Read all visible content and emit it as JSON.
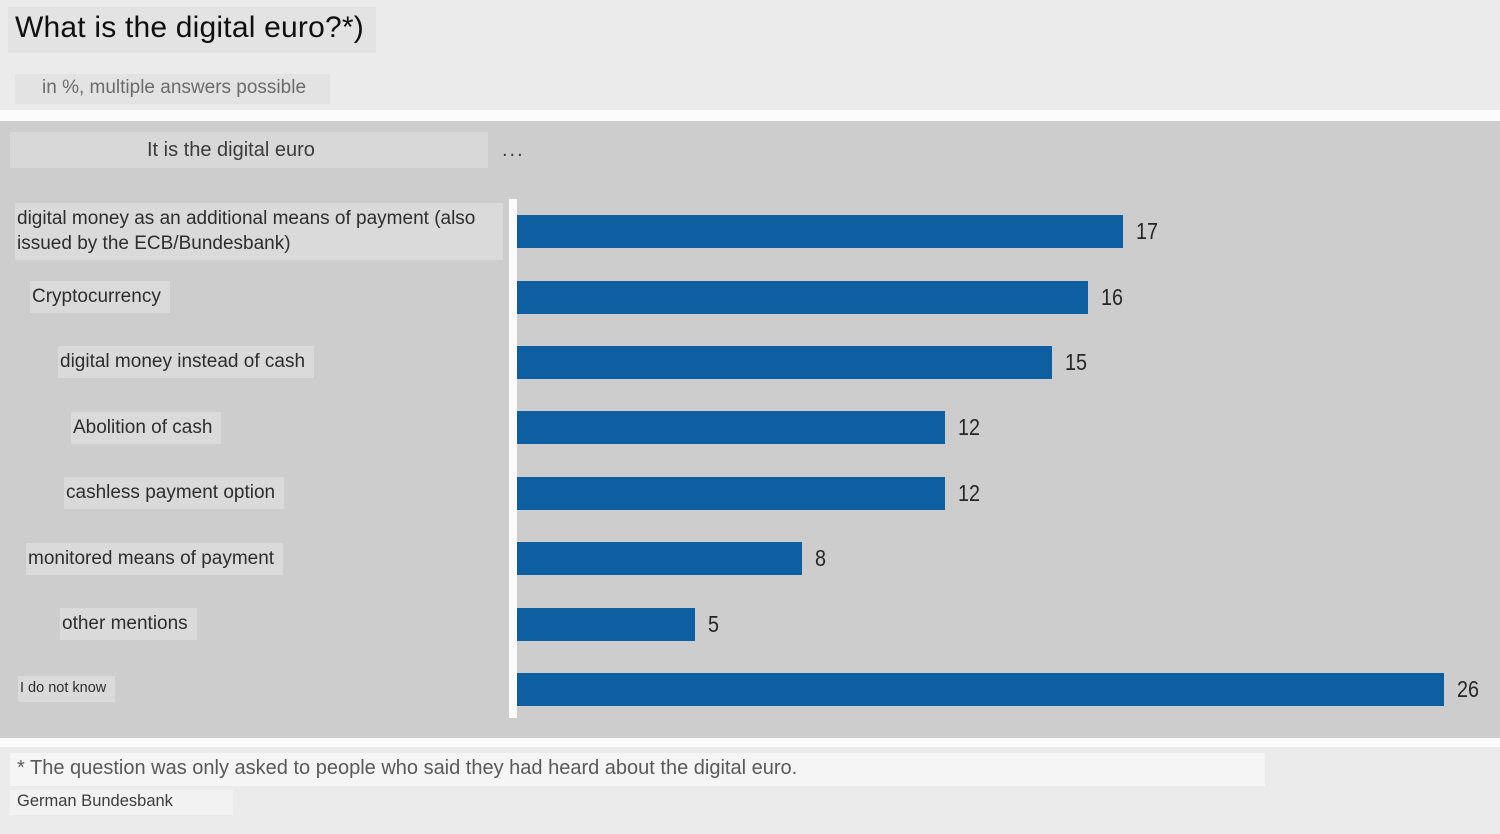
{
  "header": {
    "title": "What is the digital euro?*)",
    "subtitle": "in %, multiple answers possible"
  },
  "chart": {
    "heading": "It is the digital euro",
    "heading_suffix": "..."
  },
  "chart_data": {
    "type": "bar",
    "orientation": "horizontal",
    "title": "What is the digital euro?*)",
    "subtitle": "in %, multiple answers possible",
    "unit": "%",
    "categories": [
      "digital money as an additional means of payment (also issued by the ECB/Bundesbank)",
      "Cryptocurrency",
      "digital money instead of cash",
      "Abolition of cash",
      "cashless payment option",
      "monitored means of payment",
      "other mentions",
      "I do not know"
    ],
    "values": [
      17,
      16,
      15,
      12,
      12,
      8,
      5,
      26
    ],
    "xlim": [
      0,
      26
    ],
    "grid": false,
    "legend": false,
    "value_labels_shown": true,
    "bar_color": "#0e5ea2",
    "plot_background": "#cdcdcd",
    "page_background": "#ebebeb"
  },
  "footer": {
    "footnote": "* The question was only asked to people who said they had heard about the digital euro.",
    "source": "German Bundesbank"
  }
}
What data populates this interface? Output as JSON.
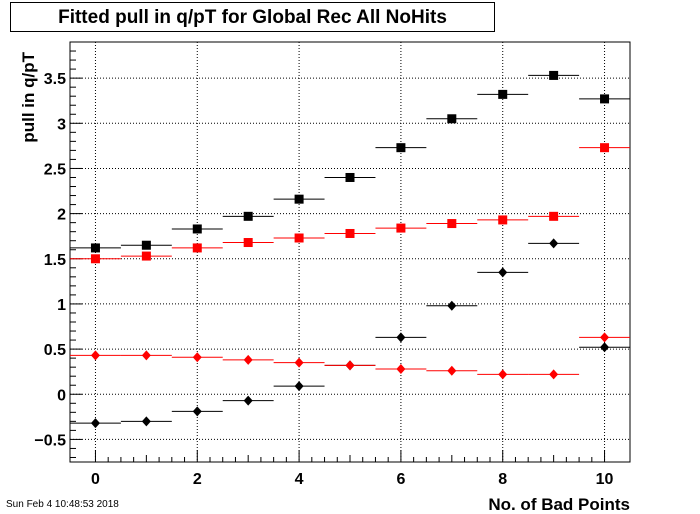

-----

Exclude the images, then output the data above word for word.

Read all visible content and emit it as JSON.
{
  "header": {
    "title": "What is the digital euro?*)",
    "subtitle": "in %, multiple answers possible"
  },
  "chart": {
    "heading": "It is the digital euro",
    "heading_suffix": "..."
  },
  "chart_data": {
    "type": "bar",
    "orientation": "horizontal",
    "title": "What is the digital euro?*)",
    "subtitle": "in %, multiple answers possible",
    "unit": "%",
    "categories": [
      "digital money as an additional means of payment (also issued by the ECB/Bundesbank)",
      "Cryptocurrency",
      "digital money instead of cash",
      "Abolition of cash",
      "cashless payment option",
      "monitored means of payment",
      "other mentions",
      "I do not know"
    ],
    "values": [
      17,
      16,
      15,
      12,
      12,
      8,
      5,
      26
    ],
    "xlim": [
      0,
      26
    ],
    "grid": false,
    "legend": false,
    "value_labels_shown": true,
    "bar_color": "#0e5ea2",
    "plot_background": "#cdcdcd",
    "page_background": "#ebebeb"
  },
  "footer": {
    "footnote": "* The question was only asked to people who said they had heard about the digital euro.",
    "source": "German Bundesbank"
  }
}
What data populates this interface? Output as JSON.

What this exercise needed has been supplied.